→ **WHAT NEEDS TO BE DONE**: Without altering anything, output the material below.

→ **EXTRACTED MATERIAL**:
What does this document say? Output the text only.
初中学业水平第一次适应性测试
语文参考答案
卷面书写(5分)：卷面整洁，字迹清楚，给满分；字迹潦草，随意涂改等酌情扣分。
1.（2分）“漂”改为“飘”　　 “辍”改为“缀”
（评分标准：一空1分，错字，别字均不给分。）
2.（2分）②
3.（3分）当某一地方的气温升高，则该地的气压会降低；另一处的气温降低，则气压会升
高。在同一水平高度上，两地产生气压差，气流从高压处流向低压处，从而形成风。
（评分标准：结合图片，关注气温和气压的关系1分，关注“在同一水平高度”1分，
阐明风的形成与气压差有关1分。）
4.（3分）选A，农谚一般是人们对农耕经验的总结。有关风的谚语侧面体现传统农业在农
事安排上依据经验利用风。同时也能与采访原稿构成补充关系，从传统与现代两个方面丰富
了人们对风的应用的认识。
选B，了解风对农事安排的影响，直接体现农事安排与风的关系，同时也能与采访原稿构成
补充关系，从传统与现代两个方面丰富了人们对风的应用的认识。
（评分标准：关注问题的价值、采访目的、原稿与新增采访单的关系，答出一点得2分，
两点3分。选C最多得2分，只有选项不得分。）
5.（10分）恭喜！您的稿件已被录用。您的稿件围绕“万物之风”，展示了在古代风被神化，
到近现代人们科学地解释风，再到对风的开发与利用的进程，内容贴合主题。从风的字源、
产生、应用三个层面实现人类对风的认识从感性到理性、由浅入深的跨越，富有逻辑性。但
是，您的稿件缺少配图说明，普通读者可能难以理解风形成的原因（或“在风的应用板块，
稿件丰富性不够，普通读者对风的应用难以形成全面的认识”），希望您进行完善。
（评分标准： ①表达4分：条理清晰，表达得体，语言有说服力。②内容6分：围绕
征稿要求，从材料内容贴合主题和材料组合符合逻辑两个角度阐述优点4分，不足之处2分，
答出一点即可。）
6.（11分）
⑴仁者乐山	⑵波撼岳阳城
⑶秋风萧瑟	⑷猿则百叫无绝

→ **FINAL RESULT**:
What does this document say? Output the text only.
初中学业水平第一次适应性测试
语文参考答案
卷面书写(5分)：卷面整洁，字迹清楚，给满分；字迹潦草，随意涂改等酌情扣分。
1.（2分）“漂”改为“飘”　　 “辍”改为“缀”
（评分标准：一空1分，错字，别字均不给分。）
2.（2分）②
3.（3分）当某一地方的气温升高，则该地的气压会降低；另一处的气温降低，则气压会升
高。在同一水平高度上，两地产生气压差，气流从高压处流向低压处，从而形成风。
（评分标准：结合图片，关注气温和气压的关系1分，关注“在同一水平高度”1分，
阐明风的形成与气压差有关1分。）
4.（3分）选A，农谚一般是人们对农耕经验的总结。有关风的谚语侧面体现传统农业在农
事安排上依据经验利用风。同时也能与采访原稿构成补充关系，从传统与现代两个方面丰富
了人们对风的应用的认识。
选B，了解风对农事安排的影响，直接体现农事安排与风的关系，同时也能与采访原稿构成
补充关系，从传统与现代两个方面丰富了人们对风的应用的认识。
（评分标准：关注问题的价值、采访目的、原稿与新增采访单的关系，答出一点得2分，
两点3分。选C最多得2分，只有选项不得分。）
5.（10分）恭喜！您的稿件已被录用。您的稿件围绕“万物之风”，展示了在古代风被神化，
到近现代人们科学地解释风，再到对风的开发与利用的进程，内容贴合主题。从风的字源、
产生、应用三个层面实现人类对风的认识从感性到理性、由浅入深的跨越，富有逻辑性。但
是，您的稿件缺少配图说明，普通读者可能难以理解风形成的原因（或“在风的应用板块，
稿件丰富性不够，普通读者对风的应用难以形成全面的认识”），希望您进行完善。
（评分标准： ①表达4分：条理清晰，表达得体，语言有说服力。②内容6分：围绕
征稿要求，从材料内容贴合主题和材料组合符合逻辑两个角度阐述优点4分，不足之处2分，
答出一点即可。）
6.（11分）
⑴仁者乐山	⑵波撼岳阳城
⑶秋风萧瑟	⑷猿则百叫无绝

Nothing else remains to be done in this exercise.